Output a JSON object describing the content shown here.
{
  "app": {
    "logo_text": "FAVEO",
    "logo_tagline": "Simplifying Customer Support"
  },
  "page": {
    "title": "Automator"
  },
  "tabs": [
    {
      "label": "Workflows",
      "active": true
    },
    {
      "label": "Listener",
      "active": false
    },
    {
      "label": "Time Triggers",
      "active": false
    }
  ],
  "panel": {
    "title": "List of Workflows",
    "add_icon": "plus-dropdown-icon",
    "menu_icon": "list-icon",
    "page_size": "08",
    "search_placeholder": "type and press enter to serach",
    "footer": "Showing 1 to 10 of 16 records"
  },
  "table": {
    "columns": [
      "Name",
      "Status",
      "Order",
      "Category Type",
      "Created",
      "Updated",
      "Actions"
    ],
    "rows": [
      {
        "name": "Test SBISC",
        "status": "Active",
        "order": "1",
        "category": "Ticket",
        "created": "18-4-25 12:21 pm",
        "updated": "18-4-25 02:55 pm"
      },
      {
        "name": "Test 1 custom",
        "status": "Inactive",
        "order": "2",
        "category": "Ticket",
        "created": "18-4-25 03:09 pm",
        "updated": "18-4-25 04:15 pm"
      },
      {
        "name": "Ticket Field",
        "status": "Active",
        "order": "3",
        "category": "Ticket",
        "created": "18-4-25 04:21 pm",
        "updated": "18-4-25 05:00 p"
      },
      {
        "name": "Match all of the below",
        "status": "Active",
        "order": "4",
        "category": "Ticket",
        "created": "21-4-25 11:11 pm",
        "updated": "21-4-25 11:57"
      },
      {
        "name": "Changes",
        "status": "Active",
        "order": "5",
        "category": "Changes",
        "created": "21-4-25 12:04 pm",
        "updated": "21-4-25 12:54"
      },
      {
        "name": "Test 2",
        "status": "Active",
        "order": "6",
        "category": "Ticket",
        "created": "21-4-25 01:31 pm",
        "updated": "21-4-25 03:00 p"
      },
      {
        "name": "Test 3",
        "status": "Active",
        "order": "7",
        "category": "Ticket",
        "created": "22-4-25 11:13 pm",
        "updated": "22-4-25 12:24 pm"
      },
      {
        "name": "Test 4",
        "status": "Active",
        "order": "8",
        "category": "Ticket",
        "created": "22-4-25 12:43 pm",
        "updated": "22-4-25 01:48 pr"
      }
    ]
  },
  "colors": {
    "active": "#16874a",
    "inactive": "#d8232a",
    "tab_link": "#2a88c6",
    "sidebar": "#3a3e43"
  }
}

-- Stated task --
Please reproduce the entire listing, exactly as shown.

-- Completed exercise --
Output a JSON object describing the content shown here.
{
  "app": {
    "logo_text": "FAVEO",
    "logo_tagline": "Simplifying Customer Support"
  },
  "page": {
    "title": "Automator"
  },
  "tabs": [
    {
      "label": "Workflows",
      "active": true
    },
    {
      "label": "Listener",
      "active": false
    },
    {
      "label": "Time Triggers",
      "active": false
    }
  ],
  "panel": {
    "title": "List of Workflows",
    "add_icon": "plus-dropdown-icon",
    "menu_icon": "list-icon",
    "page_size": "08",
    "search_placeholder": "type and press enter to serach",
    "footer": "Showing 1 to 10 of 16 records"
  },
  "table": {
    "columns": [
      "Name",
      "Status",
      "Order",
      "Category Type",
      "Created",
      "Updated",
      "Actions"
    ],
    "rows": [
      {
        "name": "Test SBISC",
        "status": "Active",
        "order": "1",
        "category": "Ticket",
        "created": "18-4-25 12:21 pm",
        "updated": "18-4-25 02:55 pm"
      },
      {
        "name": "Test 1 custom",
        "status": "Inactive",
        "order": "2",
        "category": "Ticket",
        "created": "18-4-25 03:09 pm",
        "updated": "18-4-25 04:15 pm"
      },
      {
        "name": "Ticket Field",
        "status": "Active",
        "order": "3",
        "category": "Ticket",
        "created": "18-4-25 04:21 pm",
        "updated": "18-4-25 05:00 p"
      },
      {
        "name": "Match all of the below",
        "status": "Active",
        "order": "4",
        "category": "Ticket",
        "created": "21-4-25 11:11 pm",
        "updated": "21-4-25 11:57"
      },
      {
        "name": "Changes",
        "status": "Active",
        "order": "5",
        "category": "Changes",
        "created": "21-4-25 12:04 pm",
        "updated": "21-4-25 12:54"
      },
      {
        "name": "Test 2",
        "status": "Active",
        "order": "6",
        "category": "Ticket",
        "created": "21-4-25 01:31 pm",
        "updated": "21-4-25 03:00 p"
      },
      {
        "name": "Test 3",
        "status": "Active",
        "order": "7",
        "category": "Ticket",
        "created": "22-4-25 11:13 pm",
        "updated": "22-4-25 12:24 pm"
      },
      {
        "name": "Test 4",
        "status": "Active",
        "order": "8",
        "category": "Ticket",
        "created": "22-4-25 12:43 pm",
        "updated": "22-4-25 01:48 pr"
      }
    ]
  },
  "colors": {
    "active": "#16874a",
    "inactive": "#d8232a",
    "tab_link": "#2a88c6",
    "sidebar": "#3a3e43"
  }
}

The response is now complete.